**Problem:**
Give every line below again, exactly.

**Dataset excerpts:**
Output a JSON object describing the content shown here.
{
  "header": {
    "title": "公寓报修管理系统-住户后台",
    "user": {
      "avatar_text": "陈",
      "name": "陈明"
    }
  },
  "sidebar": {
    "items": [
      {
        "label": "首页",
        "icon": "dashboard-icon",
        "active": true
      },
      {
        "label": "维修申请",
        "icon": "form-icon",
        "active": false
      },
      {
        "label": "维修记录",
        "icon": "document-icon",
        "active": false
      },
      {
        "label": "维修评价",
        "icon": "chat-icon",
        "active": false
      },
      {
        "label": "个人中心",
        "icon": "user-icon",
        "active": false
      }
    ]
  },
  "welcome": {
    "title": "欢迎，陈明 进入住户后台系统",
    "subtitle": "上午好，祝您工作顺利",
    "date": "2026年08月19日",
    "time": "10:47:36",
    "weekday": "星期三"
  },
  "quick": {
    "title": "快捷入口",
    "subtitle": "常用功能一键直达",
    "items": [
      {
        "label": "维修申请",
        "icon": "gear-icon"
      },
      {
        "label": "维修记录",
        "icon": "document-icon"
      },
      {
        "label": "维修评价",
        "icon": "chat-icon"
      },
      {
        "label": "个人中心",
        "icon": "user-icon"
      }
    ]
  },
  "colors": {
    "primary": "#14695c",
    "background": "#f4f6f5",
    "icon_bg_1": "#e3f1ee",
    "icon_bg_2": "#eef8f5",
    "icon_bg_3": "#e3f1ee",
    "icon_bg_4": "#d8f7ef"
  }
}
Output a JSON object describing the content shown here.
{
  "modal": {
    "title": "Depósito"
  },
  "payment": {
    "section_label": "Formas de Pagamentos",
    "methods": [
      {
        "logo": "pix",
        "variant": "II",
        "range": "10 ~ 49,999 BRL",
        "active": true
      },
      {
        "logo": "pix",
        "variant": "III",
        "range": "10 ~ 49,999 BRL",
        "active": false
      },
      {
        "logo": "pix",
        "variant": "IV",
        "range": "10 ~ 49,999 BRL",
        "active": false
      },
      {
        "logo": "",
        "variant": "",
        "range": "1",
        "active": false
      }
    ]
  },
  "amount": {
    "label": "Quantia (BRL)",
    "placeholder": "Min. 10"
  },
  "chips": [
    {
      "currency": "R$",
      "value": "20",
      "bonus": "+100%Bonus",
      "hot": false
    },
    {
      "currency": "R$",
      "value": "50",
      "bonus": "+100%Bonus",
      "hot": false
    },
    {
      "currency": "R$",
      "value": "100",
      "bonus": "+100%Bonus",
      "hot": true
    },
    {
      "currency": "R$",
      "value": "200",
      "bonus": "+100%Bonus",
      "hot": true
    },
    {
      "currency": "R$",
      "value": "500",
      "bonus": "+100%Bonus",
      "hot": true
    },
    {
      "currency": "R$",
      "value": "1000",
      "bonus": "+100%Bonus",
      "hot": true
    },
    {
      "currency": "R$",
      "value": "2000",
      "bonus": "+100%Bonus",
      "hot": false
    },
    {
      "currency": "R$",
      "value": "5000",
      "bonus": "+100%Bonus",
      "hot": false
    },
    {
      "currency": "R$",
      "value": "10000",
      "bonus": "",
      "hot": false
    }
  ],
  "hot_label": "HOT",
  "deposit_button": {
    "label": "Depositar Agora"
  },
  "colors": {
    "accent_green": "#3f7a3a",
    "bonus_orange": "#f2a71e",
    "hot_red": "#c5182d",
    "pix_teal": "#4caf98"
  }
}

**Response below:**
Output a JSON object describing the content shown here.
{
  "header": {
    "title": "公寓报修管理系统-住户后台",
    "user": {
      "avatar_text": "陈",
      "name": "陈明"
    }
  },
  "sidebar": {
    "items": [
      {
        "label": "首页",
        "icon": "dashboard-icon",
        "active": true
      },
      {
        "label": "维修申请",
        "icon": "form-icon",
        "active": false
      },
      {
        "label": "维修记录",
        "icon": "document-icon",
        "active": false
      },
      {
        "label": "维修评价",
        "icon": "chat-icon",
        "active": false
      },
      {
        "label": "个人中心",
        "icon": "user-icon",
        "active": false
      }
    ]
  },
  "welcome": {
    "title": "欢迎，陈明 进入住户后台系统",
    "subtitle": "上午好，祝您工作顺利",
    "date": "2026年08月19日",
    "time": "10:47:36",
    "weekday": "星期三"
  },
  "quick": {
    "title": "快捷入口",
    "subtitle": "常用功能一键直达",
    "items": [
      {
        "label": "维修申请",
        "icon": "gear-icon"
      },
      {
        "label": "维修记录",
        "icon": "document-icon"
      },
      {
        "label": "维修评价",
        "icon": "chat-icon"
      },
      {
        "label": "个人中心",
        "icon": "user-icon"
      }
    ]
  },
  "colors": {
    "primary": "#14695c",
    "background": "#f4f6f5",
    "icon_bg_1": "#e3f1ee",
    "icon_bg_2": "#eef8f5",
    "icon_bg_3": "#e3f1ee",
    "icon_bg_4": "#d8f7ef"
  }
}
Output a JSON object describing the content shown here.
{
  "modal": {
    "title": "Depósito"
  },
  "payment": {
    "section_label": "Formas de Pagamentos",
    "methods": [
      {
        "logo": "pix",
        "variant": "II",
        "range": "10 ~ 49,999 BRL",
        "active": true
      },
      {
        "logo": "pix",
        "variant": "III",
        "range": "10 ~ 49,999 BRL",
        "active": false
      },
      {
        "logo": "pix",
        "variant": "IV",
        "range": "10 ~ 49,999 BRL",
        "active": false
      },
      {
        "logo": "",
        "variant": "",
        "range": "1",
        "active": false
      }
    ]
  },
  "amount": {
    "label": "Quantia (BRL)",
    "placeholder": "Min. 10"
  },
  "chips": [
    {
      "currency": "R$",
      "value": "20",
      "bonus": "+100%Bonus",
      "hot": false
    },
    {
      "currency": "R$",
      "value": "50",
      "bonus": "+100%Bonus",
      "hot": false
    },
    {
      "currency": "R$",
      "value": "100",
      "bonus": "+100%Bonus",
      "hot": true
    },
    {
      "currency": "R$",
      "value": "200",
      "bonus": "+100%Bonus",
      "hot": true
    },
    {
      "currency": "R$",
      "value": "500",
      "bonus": "+100%Bonus",
      "hot": true
    },
    {
      "currency": "R$",
      "value": "1000",
      "bonus": "+100%Bonus",
      "hot": true
    },
    {
      "currency": "R$",
      "value": "2000",
      "bonus": "+100%Bonus",
      "hot": false
    },
    {
      "currency": "R$",
      "value": "5000",
      "bonus": "+100%Bonus",
      "hot": false
    },
    {
      "currency": "R$",
      "value": "10000",
      "bonus": "",
      "hot": false
    }
  ],
  "hot_label": "HOT",
  "deposit_button": {
    "label": "Depositar Agora"
  },
  "colors": {
    "accent_green": "#3f7a3a",
    "bonus_orange": "#f2a71e",
    "hot_red": "#c5182d",
    "pix_teal": "#4caf98"
  }
}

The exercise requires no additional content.